• _PROBLEM DETAILS_:
Skip every image and restate the data word for word.

### RAW DATA

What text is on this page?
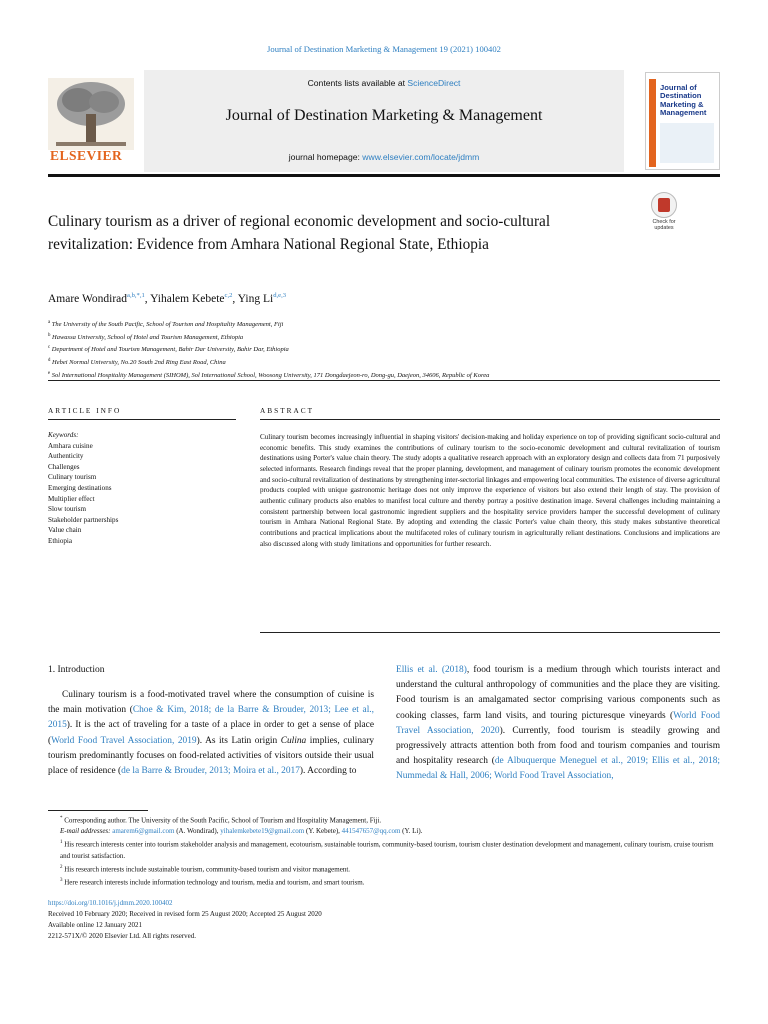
Journal of Destination Marketing & Management 19 (2021) 100402
ELSEVIER
Contents lists available at ScienceDirect
Journal of Destination Marketing & Management
journal homepage: www.elsevier.com/locate/jdmm
Journal of Destination Marketing & Management
Culinary tourism as a driver of regional economic development and socio-cultural revitalization: Evidence from Amhara National Regional State, Ethiopia
Check for updates
Amare Wondirad$^{a,b,*,1}$, Yihalem Kebete$^{c,2}$, Ying Li$^{d,e,3}$
$^a$ The University of the South Pacific, School of Tourism and Hospitality Management, Fiji
$^b$ Hawassa University, School of Hotel and Tourism Management, Ethiopia
$^c$ Department of Hotel and Tourism Management, Bahir Dar University, Bahir Dar, Ethiopia
$^d$ Hebei Normal University, No.20 South 2nd Ring East Road, China
$^e$ Sol International Hospitality Management (SIHOM), Sol International School, Woosong University, 171 Dongdaejeon-ro, Dong-gu, Daejeon, 34606, Republic of Korea
ARTICLE INFO	ABSTRACT
Keywords:
Amhara cuisine
Authenticity
Challenges
Culinary tourism
Emerging destinations
Multiplier effect
Slow tourism
Stakeholder partnerships
Value chain
Ethiopia
Culinary tourism becomes increasingly influential in shaping visitors' decision-making and holiday experience on top of providing significant socio-cultural and economic benefits. This study examines the contributions of culinary tourism to the socio-economic development and cultural revitalization of tourism destinations using Porter's value chain theory. The study adopts a qualitative research approach with an exploratory design and collects data from 71 purposively selected informants. Research findings reveal that the proper planning, development, and management of culinary tourism promotes the economic development and socio-cultural revitalization of destinations by strengthening inter-sectorial linkages and empowering local communities. The existence of diverse agricultural products coupled with unique gastronomic heritage does not only improve the experience of visitors but also extend their length of stay. The provision of authentic culinary products also enables to manifest local culture and thereby portray a positive destination image. Several challenges including maintaining a consistent partnership between local gastronomic ingredient suppliers and the hospitality service providers hamper the successful development of culinary tourism in Amhara National Regional State. By adopting and extending the classic Porter's value chain theory, this study makes substantive theoretical contributions and practical implications about the multifaceted roles of culinary tourism in agriculturally reliant destinations. Conclusions and implications are also discussed along with study limitations and opportunities for further research.
1. Introduction
Culinary tourism is a food-motivated travel where the consumption of cuisine is the main motivation (Choe & Kim, 2018; de la Barre & Brouder, 2013; Lee et al., 2015). It is the act of traveling for a taste of a place in order to get a sense of place (World Food Travel Association, 2019). As its Latin origin Culina implies, culinary tourism predominantly focuses on food-related activities of visitors outside their usual place of residence (de la Barre & Brouder, 2013; Moira et al., 2017). According to
Ellis et al. (2018), food tourism is a medium through which tourists interact and understand the cultural anthropology of communities and the place they are visiting. Food tourism is an amalgamated sector comprising various components such as cooking classes, farm land visits, and touring picturesque vineyards (World Food Travel Association, 2020). Currently, food tourism is steadily growing and progressively attracts attention both from food and tourism companies and tourism and hospitality research (de Albuquerque Meneguel et al., 2019; Ellis et al., 2018; Nummedal & Hall, 2006; World Food Travel Association,

* Corresponding author. The University of the South Pacific, School of Tourism and Hospitality Management, Fiji.

E-mail addresses: amarem6@gmail.com (A. Wondirad), yihalemkebete19@gmail.com (Y. Kebete), 441547657@qq.com (Y. Li).

$^1$ His research interests center into tourism stakeholder analysis and management, ecotourism, sustainable tourism, community-based tourism, tourism cluster destination development and management, culinary tourism, cruise tourism and tourist satisfaction.

$^2$ His research interests include sustainable tourism, community-based tourism and visitor management.

$^3$ Here research interests include information technology and tourism, media and tourism, and smart tourism.

https://doi.org/10.1016/j.jdmm.2020.100402
Received 10 February 2020; Received in revised form 25 August 2020; Accepted 25 August 2020
Available online 12 January 2021
2212-571X/© 2020 Elsevier Ltd. All rights reserved.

######

• _FINAL RESULT_:
What text is on this page?
Journal of Destination Marketing & Management 19 (2021) 100402
ELSEVIER
Contents lists available at ScienceDirect
Journal of Destination Marketing & Management
journal homepage: www.elsevier.com/locate/jdmm
Journal of Destination Marketing & Management
Culinary tourism as a driver of regional economic development and socio-cultural revitalization: Evidence from Amhara National Regional State, Ethiopia
Check for updates
Amare Wondirad$^{a,b,*,1}$, Yihalem Kebete$^{c,2}$, Ying Li$^{d,e,3}$
$^a$ The University of the South Pacific, School of Tourism and Hospitality Management, Fiji
$^b$ Hawassa University, School of Hotel and Tourism Management, Ethiopia
$^c$ Department of Hotel and Tourism Management, Bahir Dar University, Bahir Dar, Ethiopia
$^d$ Hebei Normal University, No.20 South 2nd Ring East Road, China
$^e$ Sol International Hospitality Management (SIHOM), Sol International School, Woosong University, 171 Dongdaejeon-ro, Dong-gu, Daejeon, 34606, Republic of Korea
ARTICLE INFO	ABSTRACT
Keywords:
Amhara cuisine
Authenticity
Challenges
Culinary tourism
Emerging destinations
Multiplier effect
Slow tourism
Stakeholder partnerships
Value chain
Ethiopia
Culinary tourism becomes increasingly influential in shaping visitors' decision-making and holiday experience on top of providing significant socio-cultural and economic benefits. This study examines the contributions of culinary tourism to the socio-economic development and cultural revitalization of tourism destinations using Porter's value chain theory. The study adopts a qualitative research approach with an exploratory design and collects data from 71 purposively selected informants. Research findings reveal that the proper planning, development, and management of culinary tourism promotes the economic development and socio-cultural revitalization of destinations by strengthening inter-sectorial linkages and empowering local communities. The existence of diverse agricultural products coupled with unique gastronomic heritage does not only improve the experience of visitors but also extend their length of stay. The provision of authentic culinary products also enables to manifest local culture and thereby portray a positive destination image. Several challenges including maintaining a consistent partnership between local gastronomic ingredient suppliers and the hospitality service providers hamper the successful development of culinary tourism in Amhara National Regional State. By adopting and extending the classic Porter's value chain theory, this study makes substantive theoretical contributions and practical implications about the multifaceted roles of culinary tourism in agriculturally reliant destinations. Conclusions and implications are also discussed along with study limitations and opportunities for further research.
1. Introduction
Culinary tourism is a food-motivated travel where the consumption of cuisine is the main motivation (Choe & Kim, 2018; de la Barre & Brouder, 2013; Lee et al., 2015). It is the act of traveling for a taste of a place in order to get a sense of place (World Food Travel Association, 2019). As its Latin origin Culina implies, culinary tourism predominantly focuses on food-related activities of visitors outside their usual place of residence (de la Barre & Brouder, 2013; Moira et al., 2017). According to
Ellis et al. (2018), food tourism is a medium through which tourists interact and understand the cultural anthropology of communities and the place they are visiting. Food tourism is an amalgamated sector comprising various components such as cooking classes, farm land visits, and touring picturesque vineyards (World Food Travel Association, 2020). Currently, food tourism is steadily growing and progressively attracts attention both from food and tourism companies and tourism and hospitality research (de Albuquerque Meneguel et al., 2019; Ellis et al., 2018; Nummedal & Hall, 2006; World Food Travel Association,

* Corresponding author. The University of the South Pacific, School of Tourism and Hospitality Management, Fiji.

E-mail addresses: amarem6@gmail.com (A. Wondirad), yihalemkebete19@gmail.com (Y. Kebete), 441547657@qq.com (Y. Li).

$^1$ His research interests center into tourism stakeholder analysis and management, ecotourism, sustainable tourism, community-based tourism, tourism cluster destination development and management, culinary tourism, cruise tourism and tourist satisfaction.

$^2$ His research interests include sustainable tourism, community-based tourism and visitor management.

$^3$ Here research interests include information technology and tourism, media and tourism, and smart tourism.

https://doi.org/10.1016/j.jdmm.2020.100402
Received 10 February 2020; Received in revised form 25 August 2020; Accepted 25 August 2020
Available online 12 January 2021
2212-571X/© 2020 Elsevier Ltd. All rights reserved.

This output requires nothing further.